- What needs to be done -
Identify every line in the records below that contains the word "want", and reproduce each one.

☆ ☆ ☆ ☆

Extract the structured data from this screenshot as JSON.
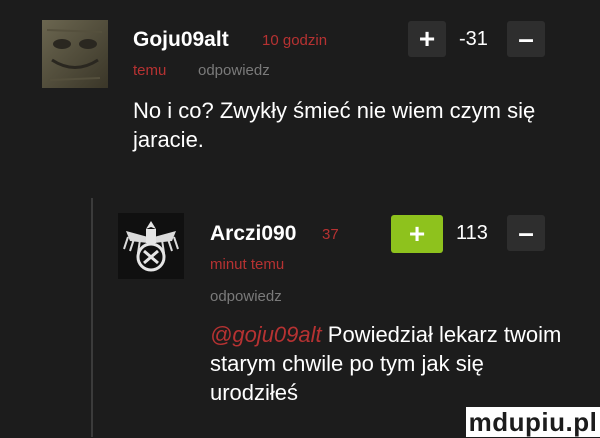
{
  "comment1": {
    "username": "Goju09alt",
    "time_label": "10 godzin",
    "time_label2": "temu",
    "reply_label": "odpowiedz",
    "score": "-31",
    "plus_label": "+",
    "minus_label": "–",
    "text": "No i co? Zwykły śmieć nie wiem czym się jaracie."
  },
  "comment2": {
    "username": "Arczi090",
    "time_label": "37",
    "time_label2": "minut temu",
    "reply_label": "odpowiedz",
    "score": "113",
    "plus_label": "+",
    "minus_label": "–",
    "mention": "@goju09alt",
    "text": "Powiedział lekarz twoim starym chwile po tym jak się urodziłeś"
  },
  "watermark": "mdupiu.pl",
  "colors": {
    "background": "#1c1c1c",
    "accent_red": "#b63232",
    "vote_green": "#8ec21d"
  }
}
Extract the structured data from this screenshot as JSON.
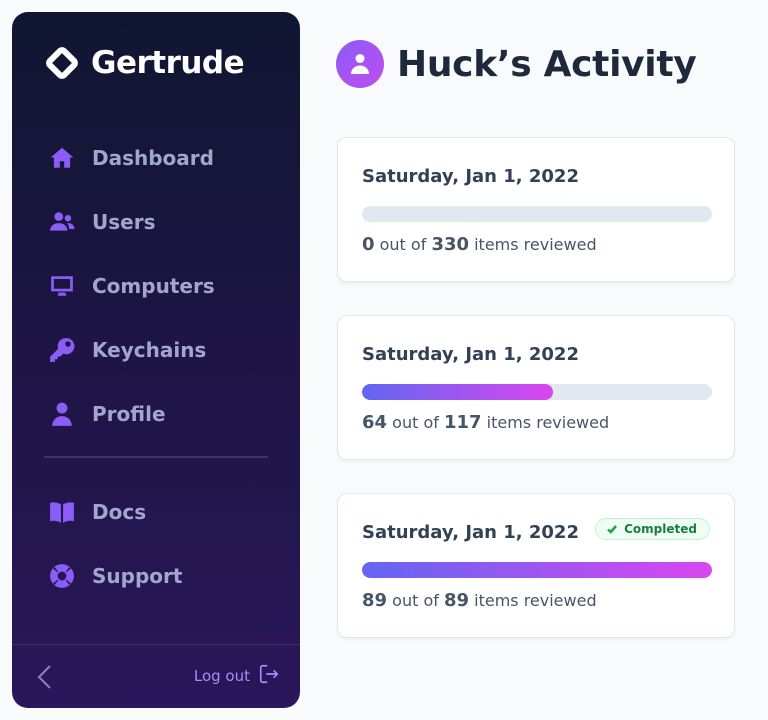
{
  "app": {
    "name": "Gertrude"
  },
  "sidebar": {
    "items": [
      {
        "label": "Dashboard",
        "icon": "home-icon"
      },
      {
        "label": "Users",
        "icon": "users-icon"
      },
      {
        "label": "Computers",
        "icon": "desktop-icon"
      },
      {
        "label": "Keychains",
        "icon": "key-icon"
      },
      {
        "label": "Profile",
        "icon": "user-icon"
      }
    ],
    "secondary_items": [
      {
        "label": "Docs",
        "icon": "book-icon"
      },
      {
        "label": "Support",
        "icon": "lifebuoy-icon"
      }
    ],
    "logout_label": "Log out"
  },
  "page": {
    "title": "Huck’s Activity"
  },
  "days": [
    {
      "date": "Saturday, Jan 1, 2022",
      "reviewed": "0",
      "total": "330",
      "progress": 0,
      "completed": false
    },
    {
      "date": "Saturday, Jan 1, 2022",
      "reviewed": "64",
      "total": "117",
      "progress": 0.547,
      "completed": false
    },
    {
      "date": "Saturday, Jan 1, 2022",
      "reviewed": "89",
      "total": "89",
      "progress": 1.0,
      "completed": true,
      "badge": "Completed"
    }
  ],
  "text": {
    "out_of": "out of",
    "items_reviewed": "items reviewed"
  },
  "colors": {
    "accent": "#8b5cf6",
    "progress_start": "#6366f1",
    "progress_end": "#d946ef",
    "success": "#15803d"
  }
}
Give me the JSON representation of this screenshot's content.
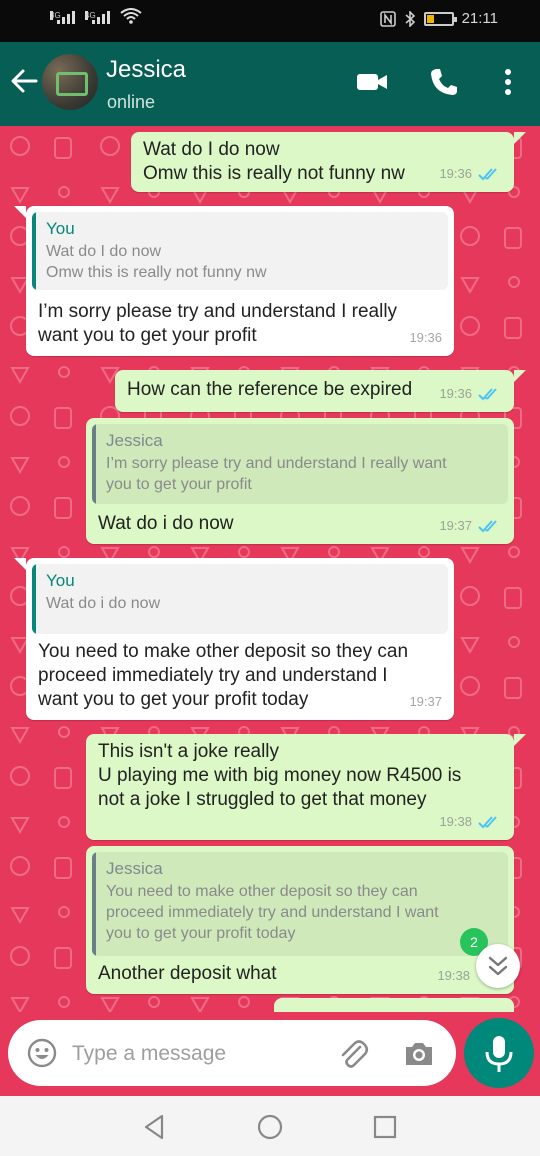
{
  "status_bar": {
    "network_sim1": "3G",
    "network_sim2": "4G",
    "time": "21:11",
    "battery_level": 0.3,
    "icons": [
      "wifi-icon",
      "nfc-icon",
      "bluetooth-icon",
      "battery-icon"
    ]
  },
  "header": {
    "contact_name": "Jessica",
    "status": "online",
    "icons": [
      "back-arrow-icon",
      "video-call-icon",
      "voice-call-icon",
      "more-options-icon"
    ]
  },
  "messages": [
    {
      "direction": "out",
      "text_lines": [
        "Wat do I do now",
        "Omw this is really not funny nw"
      ],
      "time": "19:36",
      "read": true
    },
    {
      "direction": "in",
      "quote": {
        "author": "You",
        "text_lines": [
          "Wat do I do now",
          "Omw this is really not funny nw"
        ]
      },
      "text_lines": [
        "I’m sorry please try and understand I really",
        "want you to get your profit"
      ],
      "time": "19:36"
    },
    {
      "direction": "out",
      "text_lines": [
        "How can the reference be expired"
      ],
      "time": "19:36",
      "read": true
    },
    {
      "direction": "out",
      "quote": {
        "author": "Jessica",
        "text_lines": [
          "I’m sorry please try and understand I really want",
          "you to get your profit"
        ]
      },
      "text_lines": [
        "Wat do i do now"
      ],
      "time": "19:37",
      "read": true
    },
    {
      "direction": "in",
      "quote": {
        "author": "You",
        "text_lines": [
          "Wat do i do now"
        ]
      },
      "text_lines": [
        "You need to make other deposit so they can",
        "proceed immediately try and understand I",
        "want you to get your profit today"
      ],
      "time": "19:37"
    },
    {
      "direction": "out",
      "text_lines": [
        "This isn't a joke really",
        "U playing me with big money now R4500 is",
        "not a joke I struggled to get that money"
      ],
      "time": "19:38",
      "read": true
    },
    {
      "direction": "out",
      "quote": {
        "author": "Jessica",
        "text_lines": [
          "You need to make other deposit so they can",
          "proceed immediately try and understand I want",
          "you to get your profit today"
        ]
      },
      "text_lines": [
        "Another deposit what"
      ],
      "time": "19:38",
      "read": true
    }
  ],
  "unread_count": "2",
  "composer": {
    "placeholder": "Type a message",
    "icons": [
      "emoji-icon",
      "attach-icon",
      "camera-icon",
      "mic-icon"
    ]
  },
  "nav_bar": {
    "icons": [
      "back-triangle-icon",
      "home-circle-icon",
      "recents-square-icon"
    ]
  },
  "colors": {
    "header": "#075e54",
    "chat_background": "#e6385b",
    "outgoing_bubble": "#dcf8c6",
    "incoming_bubble": "#ffffff",
    "read_ticks": "#4fc3f7",
    "mic_button": "#00897b"
  }
}
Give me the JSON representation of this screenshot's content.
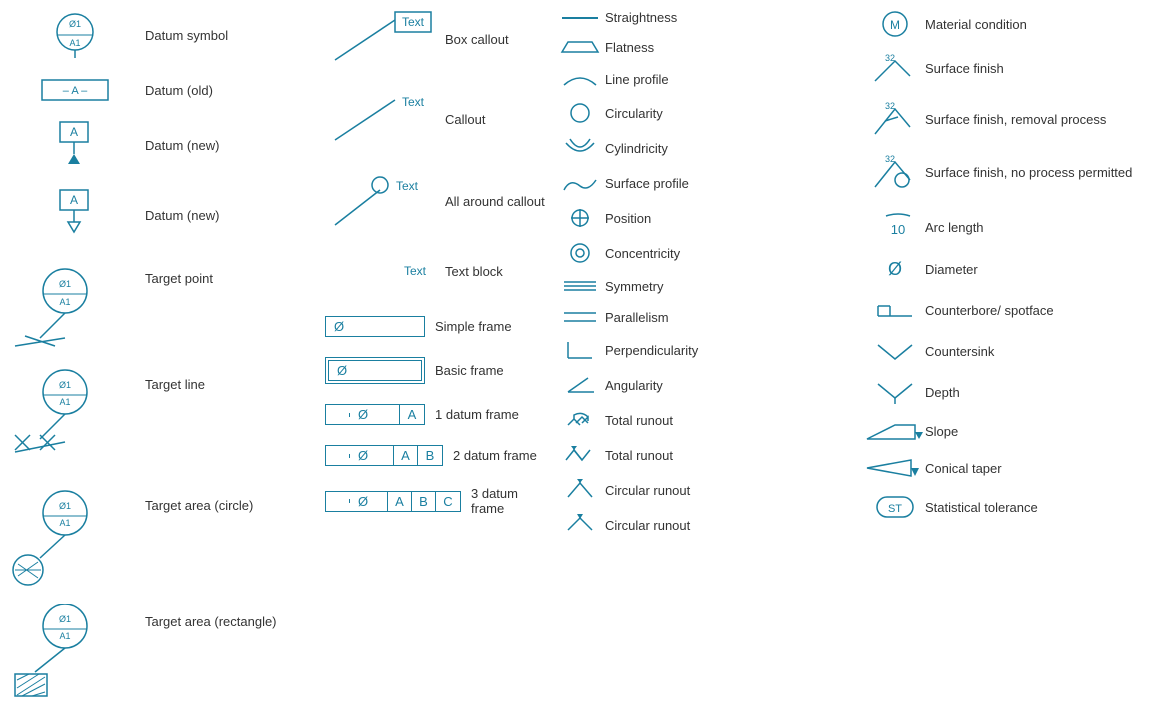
{
  "col1": {
    "items": [
      {
        "id": "datum-symbol",
        "label": "Datum symbol"
      },
      {
        "id": "datum-old",
        "label": "Datum (old)"
      },
      {
        "id": "datum-new1",
        "label": "Datum (new)"
      },
      {
        "id": "datum-new2",
        "label": "Datum (new)"
      },
      {
        "id": "target-point",
        "label": "Target point"
      },
      {
        "id": "target-line",
        "label": "Target line"
      },
      {
        "id": "target-area-circle",
        "label": "Target area (circle)"
      },
      {
        "id": "target-area-rect",
        "label": "Target area (rectangle)"
      }
    ]
  },
  "col2": {
    "callouts": [
      {
        "id": "box-callout",
        "text": "Text",
        "label": "Box callout"
      },
      {
        "id": "callout",
        "text": "Text",
        "label": "Callout"
      },
      {
        "id": "all-around-callout",
        "text": "Text",
        "label": "All around callout"
      },
      {
        "id": "text-block",
        "text": "Text",
        "label": "Text block"
      }
    ],
    "frames": [
      {
        "id": "simple-frame",
        "symbol": "Ø",
        "label": "Simple frame",
        "cells": [
          "Ø"
        ]
      },
      {
        "id": "basic-frame",
        "symbol": "Ø",
        "label": "Basic frame",
        "cells": [
          "Ø"
        ]
      },
      {
        "id": "1-datum-frame",
        "symbol": "Ø",
        "label": "1 datum frame",
        "cells": [
          "Ø",
          "A"
        ]
      },
      {
        "id": "2-datum-frame",
        "symbol": "Ø",
        "label": "2 datum frame",
        "cells": [
          "Ø",
          "A",
          "B"
        ]
      },
      {
        "id": "3-datum-frame",
        "symbol": "Ø",
        "label": "3 datum frame",
        "cells": [
          "Ø",
          "A",
          "B",
          "C"
        ]
      }
    ]
  },
  "col3": {
    "items": [
      {
        "id": "straightness",
        "label": "Straightness"
      },
      {
        "id": "flatness",
        "label": "Flatness"
      },
      {
        "id": "line-profile",
        "label": "Line profile"
      },
      {
        "id": "circularity",
        "label": "Circularity"
      },
      {
        "id": "cylindricity",
        "label": "Cylindricity"
      },
      {
        "id": "surface-profile",
        "label": "Surface profile"
      },
      {
        "id": "position",
        "label": "Position"
      },
      {
        "id": "concentricity",
        "label": "Concentricity"
      },
      {
        "id": "symmetry",
        "label": "Symmetry"
      },
      {
        "id": "parallelism",
        "label": "Parallelism"
      },
      {
        "id": "perpendicularity",
        "label": "Perpendicularity"
      },
      {
        "id": "angularity",
        "label": "Angularity"
      },
      {
        "id": "total-runout1",
        "label": "Total runout"
      },
      {
        "id": "total-runout2",
        "label": "Total runout"
      },
      {
        "id": "circular-runout1",
        "label": "Circular runout"
      },
      {
        "id": "circular-runout2",
        "label": "Circular runout"
      }
    ]
  },
  "col4": {
    "items": [
      {
        "id": "material-condition",
        "label": "Material condition"
      },
      {
        "id": "surface-finish1",
        "label": "Surface finish"
      },
      {
        "id": "surface-finish2",
        "label": "Surface finish, removal process"
      },
      {
        "id": "surface-finish3",
        "label": "Surface finish, no process permitted"
      },
      {
        "id": "arc-length",
        "label": "Arc length"
      },
      {
        "id": "diameter",
        "label": "Diameter"
      },
      {
        "id": "counterbore",
        "label": "Counterbore/ spotface"
      },
      {
        "id": "countersink",
        "label": "Countersink"
      },
      {
        "id": "depth",
        "label": "Depth"
      },
      {
        "id": "slope",
        "label": "Slope"
      },
      {
        "id": "conical-taper",
        "label": "Conical taper"
      },
      {
        "id": "statistical-tolerance",
        "label": "Statistical tolerance"
      }
    ]
  }
}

☆ ☆ ☆ ☆

- Task response -
        "want you to get your profit"
          "I’m sorry please try and understand I really want",
        "want you to get your profit today"
          "proceed immediately try and understand I want",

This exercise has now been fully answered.